YOUR OBJECTIVE:
Quote the listing below in full and exactly as written, but omit every picture.

[Lines of data]
-- Start --
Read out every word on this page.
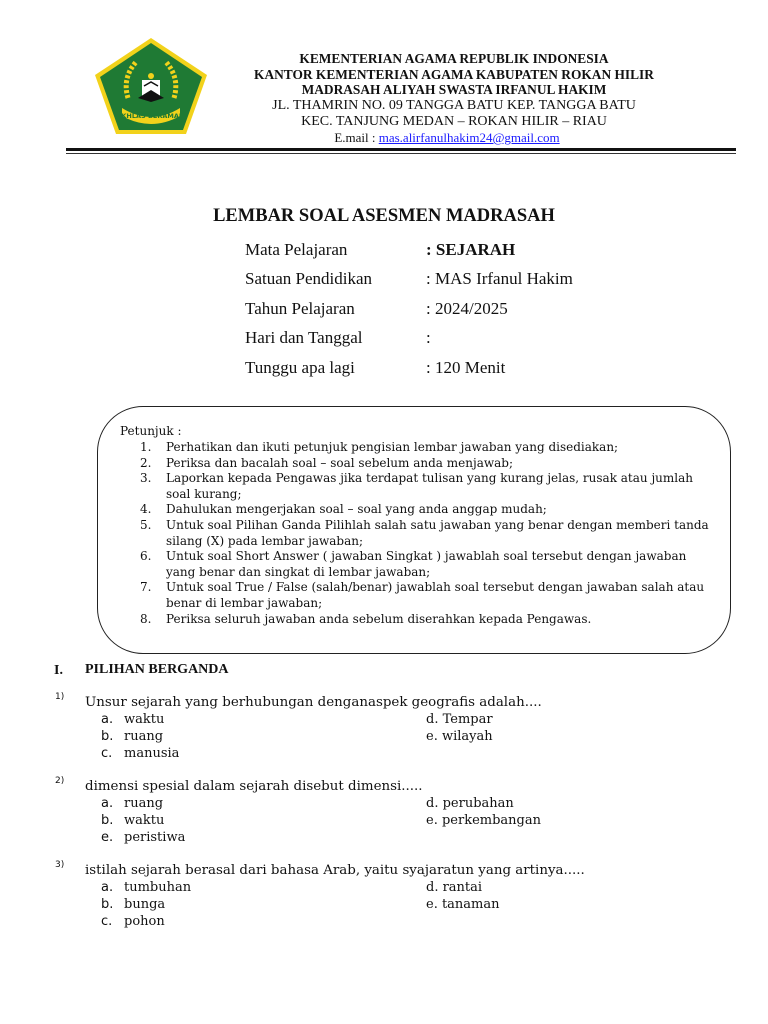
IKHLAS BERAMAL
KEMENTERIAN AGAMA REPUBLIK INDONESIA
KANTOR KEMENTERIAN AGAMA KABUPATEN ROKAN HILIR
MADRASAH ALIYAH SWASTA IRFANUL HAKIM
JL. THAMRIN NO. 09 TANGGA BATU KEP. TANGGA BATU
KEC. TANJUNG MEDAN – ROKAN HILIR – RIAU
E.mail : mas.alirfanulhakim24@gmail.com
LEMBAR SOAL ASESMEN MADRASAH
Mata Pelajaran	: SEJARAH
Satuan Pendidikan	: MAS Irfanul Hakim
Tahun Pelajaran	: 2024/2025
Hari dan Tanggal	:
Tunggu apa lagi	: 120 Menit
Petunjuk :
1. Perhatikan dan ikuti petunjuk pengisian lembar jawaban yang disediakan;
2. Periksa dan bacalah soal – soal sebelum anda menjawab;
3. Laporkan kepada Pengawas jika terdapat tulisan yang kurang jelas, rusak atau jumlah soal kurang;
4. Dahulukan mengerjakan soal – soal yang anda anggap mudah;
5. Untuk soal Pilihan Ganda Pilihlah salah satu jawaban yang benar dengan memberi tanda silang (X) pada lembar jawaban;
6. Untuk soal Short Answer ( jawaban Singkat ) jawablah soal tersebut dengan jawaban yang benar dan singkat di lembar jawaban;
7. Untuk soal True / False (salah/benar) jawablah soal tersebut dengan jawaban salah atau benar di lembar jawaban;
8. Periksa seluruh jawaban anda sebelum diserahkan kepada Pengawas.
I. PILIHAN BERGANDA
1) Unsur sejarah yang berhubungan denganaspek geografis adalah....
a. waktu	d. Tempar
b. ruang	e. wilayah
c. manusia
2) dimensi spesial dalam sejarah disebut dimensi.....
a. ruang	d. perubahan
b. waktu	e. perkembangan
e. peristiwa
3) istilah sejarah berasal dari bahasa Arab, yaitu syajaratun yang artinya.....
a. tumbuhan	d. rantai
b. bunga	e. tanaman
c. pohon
-- End --
WRITTEN RESPONSE:
Read out every word on this page.
IKHLAS BERAMAL
KEMENTERIAN AGAMA REPUBLIK INDONESIA
KANTOR KEMENTERIAN AGAMA KABUPATEN ROKAN HILIR
MADRASAH ALIYAH SWASTA IRFANUL HAKIM
JL. THAMRIN NO. 09 TANGGA BATU KEP. TANGGA BATU
KEC. TANJUNG MEDAN – ROKAN HILIR – RIAU
E.mail : mas.alirfanulhakim24@gmail.com
LEMBAR SOAL ASESMEN MADRASAH
Mata Pelajaran	: SEJARAH
Satuan Pendidikan	: MAS Irfanul Hakim
Tahun Pelajaran	: 2024/2025
Hari dan Tanggal	:
Tunggu apa lagi	: 120 Menit
Petunjuk :
1. Perhatikan dan ikuti petunjuk pengisian lembar jawaban yang disediakan;
2. Periksa dan bacalah soal – soal sebelum anda menjawab;
3. Laporkan kepada Pengawas jika terdapat tulisan yang kurang jelas, rusak atau jumlah soal kurang;
4. Dahulukan mengerjakan soal – soal yang anda anggap mudah;
5. Untuk soal Pilihan Ganda Pilihlah salah satu jawaban yang benar dengan memberi tanda silang (X) pada lembar jawaban;
6. Untuk soal Short Answer ( jawaban Singkat ) jawablah soal tersebut dengan jawaban yang benar dan singkat di lembar jawaban;
7. Untuk soal True / False (salah/benar) jawablah soal tersebut dengan jawaban salah atau benar di lembar jawaban;
8. Periksa seluruh jawaban anda sebelum diserahkan kepada Pengawas.
I. PILIHAN BERGANDA
1) Unsur sejarah yang berhubungan denganaspek geografis adalah....
a. waktu	d. Tempar
b. ruang	e. wilayah
c. manusia
2) dimensi spesial dalam sejarah disebut dimensi.....
a. ruang	d. perubahan
b. waktu	e. perkembangan
e. peristiwa
3) istilah sejarah berasal dari bahasa Arab, yaitu syajaratun yang artinya.....
a. tumbuhan	d. rantai
b. bunga	e. tanaman
c. pohon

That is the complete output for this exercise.